§ **Your task**
Set the listing down again exactly, please, apart from its pictures.

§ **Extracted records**
━━━

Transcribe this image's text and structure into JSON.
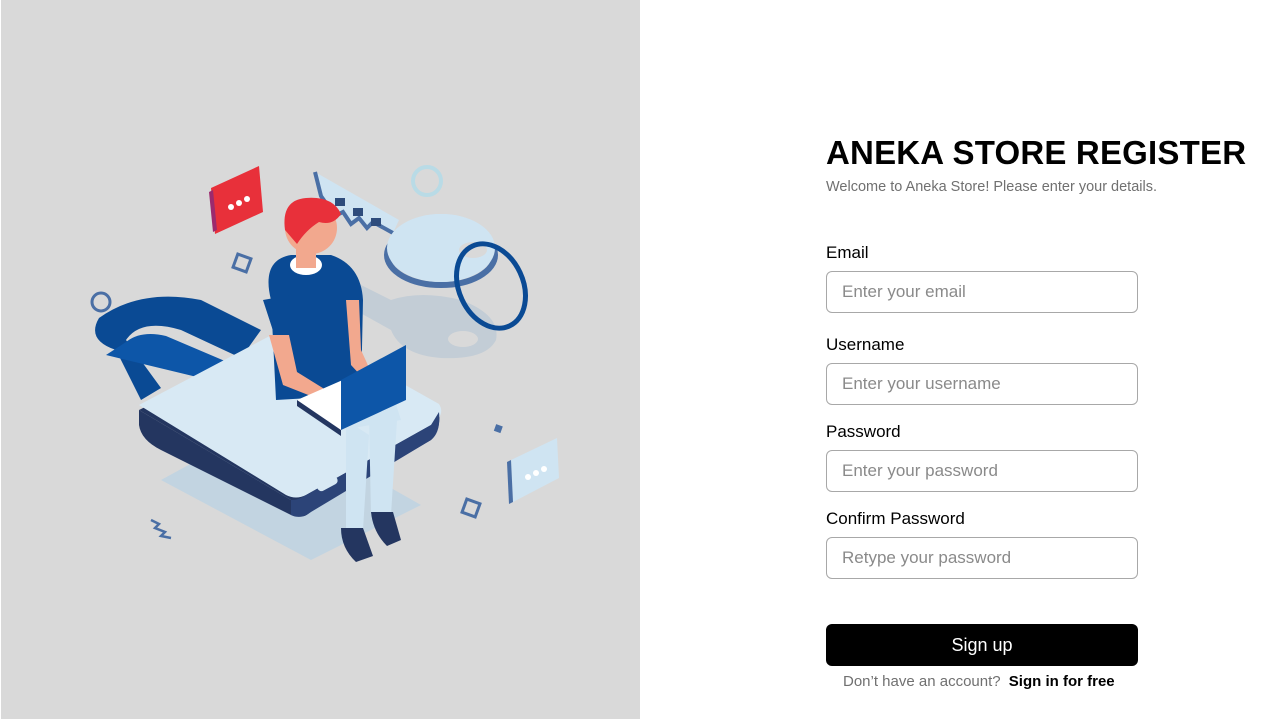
{
  "register": {
    "title": "ANEKA STORE REGISTER",
    "subtitle": "Welcome to Aneka Store! Please enter your details."
  },
  "form": {
    "email": {
      "label": "Email",
      "placeholder": "Enter your email",
      "value": ""
    },
    "username": {
      "label": "Username",
      "placeholder": "Enter your username",
      "value": ""
    },
    "password": {
      "label": "Password",
      "placeholder": "Enter your password",
      "value": ""
    },
    "confirm_password": {
      "label": "Confirm Password",
      "placeholder": "Retype your password",
      "value": ""
    },
    "submit_label": "Sign up"
  },
  "footer": {
    "prompt": "Don’t have an account?",
    "link_label": "Sign in for free"
  },
  "colors": {
    "panel_background": "#d9d9d9",
    "accent_blue": "#0a4a94",
    "accent_red": "#e8303a",
    "light_blue": "#cfe4f2",
    "button_background": "#000000"
  },
  "icons": {
    "illustration": "person-with-laptop-on-padlock-with-key",
    "chat_bubble": "chat-bubble-icon",
    "key": "key-icon",
    "padlock": "padlock-icon"
  }
}
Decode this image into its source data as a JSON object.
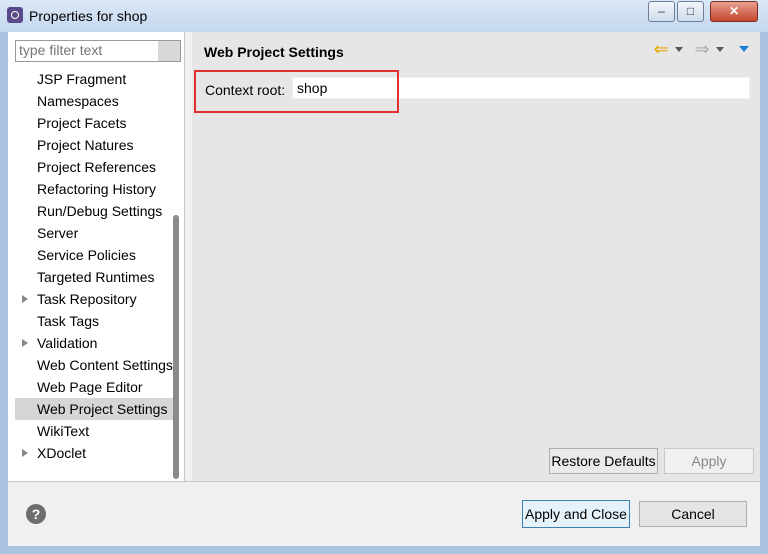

━━━

§ **Result of the exercise**
Transcribe this image's text and structure into JSON.
{
  "register": {
    "title": "ANEKA STORE REGISTER",
    "subtitle": "Welcome to Aneka Store! Please enter your details."
  },
  "form": {
    "email": {
      "label": "Email",
      "placeholder": "Enter your email",
      "value": ""
    },
    "username": {
      "label": "Username",
      "placeholder": "Enter your username",
      "value": ""
    },
    "password": {
      "label": "Password",
      "placeholder": "Enter your password",
      "value": ""
    },
    "confirm_password": {
      "label": "Confirm Password",
      "placeholder": "Retype your password",
      "value": ""
    },
    "submit_label": "Sign up"
  },
  "footer": {
    "prompt": "Don’t have an account?",
    "link_label": "Sign in for free"
  },
  "colors": {
    "panel_background": "#d9d9d9",
    "accent_blue": "#0a4a94",
    "accent_red": "#e8303a",
    "light_blue": "#cfe4f2",
    "button_background": "#000000"
  },
  "icons": {
    "illustration": "person-with-laptop-on-padlock-with-key",
    "chat_bubble": "chat-bubble-icon",
    "key": "key-icon",
    "padlock": "padlock-icon"
  }
}
Decode this image into its source data as a JSON object.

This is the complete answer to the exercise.